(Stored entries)
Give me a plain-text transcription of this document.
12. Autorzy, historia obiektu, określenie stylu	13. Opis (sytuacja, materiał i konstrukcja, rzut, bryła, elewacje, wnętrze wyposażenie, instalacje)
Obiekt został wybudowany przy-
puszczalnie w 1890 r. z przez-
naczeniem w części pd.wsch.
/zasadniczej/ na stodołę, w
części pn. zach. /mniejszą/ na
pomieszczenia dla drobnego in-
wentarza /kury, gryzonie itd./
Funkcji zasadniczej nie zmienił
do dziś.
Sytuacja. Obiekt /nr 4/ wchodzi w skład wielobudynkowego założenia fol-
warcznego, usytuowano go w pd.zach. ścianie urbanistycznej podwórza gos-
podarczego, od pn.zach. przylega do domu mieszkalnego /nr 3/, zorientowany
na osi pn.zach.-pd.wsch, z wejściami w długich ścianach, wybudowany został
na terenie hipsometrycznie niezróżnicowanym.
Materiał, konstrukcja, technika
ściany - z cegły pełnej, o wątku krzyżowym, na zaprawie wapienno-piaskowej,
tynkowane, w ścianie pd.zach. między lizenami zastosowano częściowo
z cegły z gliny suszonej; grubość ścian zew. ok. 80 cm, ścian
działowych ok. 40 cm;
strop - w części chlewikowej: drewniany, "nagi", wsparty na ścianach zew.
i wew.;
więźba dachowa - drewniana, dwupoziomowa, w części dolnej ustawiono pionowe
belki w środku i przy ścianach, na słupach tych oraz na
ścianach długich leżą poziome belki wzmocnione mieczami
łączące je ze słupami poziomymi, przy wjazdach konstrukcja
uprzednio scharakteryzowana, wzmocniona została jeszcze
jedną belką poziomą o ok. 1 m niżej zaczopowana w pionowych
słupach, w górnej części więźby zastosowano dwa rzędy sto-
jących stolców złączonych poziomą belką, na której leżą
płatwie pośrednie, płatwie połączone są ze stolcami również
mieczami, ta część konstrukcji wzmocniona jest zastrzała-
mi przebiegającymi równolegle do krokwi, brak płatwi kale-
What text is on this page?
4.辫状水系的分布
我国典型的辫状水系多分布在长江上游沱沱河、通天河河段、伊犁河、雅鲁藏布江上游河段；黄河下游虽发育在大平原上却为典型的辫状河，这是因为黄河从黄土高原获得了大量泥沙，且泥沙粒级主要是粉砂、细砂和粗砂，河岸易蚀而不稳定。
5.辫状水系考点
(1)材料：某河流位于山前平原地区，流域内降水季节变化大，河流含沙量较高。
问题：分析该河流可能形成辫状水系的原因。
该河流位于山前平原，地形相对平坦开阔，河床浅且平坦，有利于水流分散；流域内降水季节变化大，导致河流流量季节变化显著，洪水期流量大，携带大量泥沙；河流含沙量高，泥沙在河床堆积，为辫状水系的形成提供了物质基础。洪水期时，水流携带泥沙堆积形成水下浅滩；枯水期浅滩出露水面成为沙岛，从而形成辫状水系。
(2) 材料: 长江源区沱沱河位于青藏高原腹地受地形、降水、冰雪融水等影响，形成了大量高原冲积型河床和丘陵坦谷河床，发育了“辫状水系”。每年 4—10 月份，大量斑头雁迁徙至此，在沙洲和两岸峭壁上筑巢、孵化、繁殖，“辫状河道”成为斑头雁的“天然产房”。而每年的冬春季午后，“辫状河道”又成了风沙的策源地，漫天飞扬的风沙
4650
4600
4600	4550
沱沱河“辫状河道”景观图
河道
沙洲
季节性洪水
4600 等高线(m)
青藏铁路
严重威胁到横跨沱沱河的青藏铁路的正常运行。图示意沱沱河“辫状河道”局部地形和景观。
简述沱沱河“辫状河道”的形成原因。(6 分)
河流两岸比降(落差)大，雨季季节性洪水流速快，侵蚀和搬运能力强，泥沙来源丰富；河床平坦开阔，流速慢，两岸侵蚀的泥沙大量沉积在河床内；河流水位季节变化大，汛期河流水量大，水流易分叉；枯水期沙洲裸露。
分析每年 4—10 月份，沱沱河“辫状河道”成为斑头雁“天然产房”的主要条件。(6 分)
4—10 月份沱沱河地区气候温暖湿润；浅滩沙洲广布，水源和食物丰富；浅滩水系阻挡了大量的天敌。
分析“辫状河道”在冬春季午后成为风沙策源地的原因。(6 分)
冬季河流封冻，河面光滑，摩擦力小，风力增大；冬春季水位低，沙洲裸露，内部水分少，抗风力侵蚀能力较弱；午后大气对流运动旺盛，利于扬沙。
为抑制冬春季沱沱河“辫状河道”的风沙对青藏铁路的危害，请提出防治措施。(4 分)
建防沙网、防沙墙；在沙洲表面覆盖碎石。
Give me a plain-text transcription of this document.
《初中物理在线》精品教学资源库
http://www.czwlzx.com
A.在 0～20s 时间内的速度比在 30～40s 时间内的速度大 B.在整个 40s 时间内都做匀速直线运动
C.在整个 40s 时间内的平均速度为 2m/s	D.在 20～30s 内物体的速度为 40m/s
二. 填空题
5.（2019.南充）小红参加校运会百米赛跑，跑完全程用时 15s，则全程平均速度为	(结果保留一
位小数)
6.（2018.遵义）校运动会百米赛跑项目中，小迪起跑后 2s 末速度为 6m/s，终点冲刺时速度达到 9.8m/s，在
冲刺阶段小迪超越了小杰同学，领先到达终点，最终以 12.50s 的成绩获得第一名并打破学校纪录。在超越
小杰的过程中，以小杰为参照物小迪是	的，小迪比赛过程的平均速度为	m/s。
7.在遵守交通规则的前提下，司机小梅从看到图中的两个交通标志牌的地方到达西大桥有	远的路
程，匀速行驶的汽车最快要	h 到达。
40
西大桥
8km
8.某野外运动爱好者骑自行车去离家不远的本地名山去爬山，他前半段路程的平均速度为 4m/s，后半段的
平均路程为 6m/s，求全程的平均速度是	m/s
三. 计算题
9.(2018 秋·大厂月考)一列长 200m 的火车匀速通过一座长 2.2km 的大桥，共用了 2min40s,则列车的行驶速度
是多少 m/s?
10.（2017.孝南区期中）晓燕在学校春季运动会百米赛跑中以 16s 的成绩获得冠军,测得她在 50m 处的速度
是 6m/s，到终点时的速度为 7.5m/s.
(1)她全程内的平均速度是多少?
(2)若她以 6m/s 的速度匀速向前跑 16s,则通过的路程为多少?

Exercise prompt:
Show every line of the records above that contains the word "mieczami".

Result:
ścianach długich leżą poziome belki wzmocnione mieczami
mieczami, ta część konstrukcji wzmocniona jest zastrzała-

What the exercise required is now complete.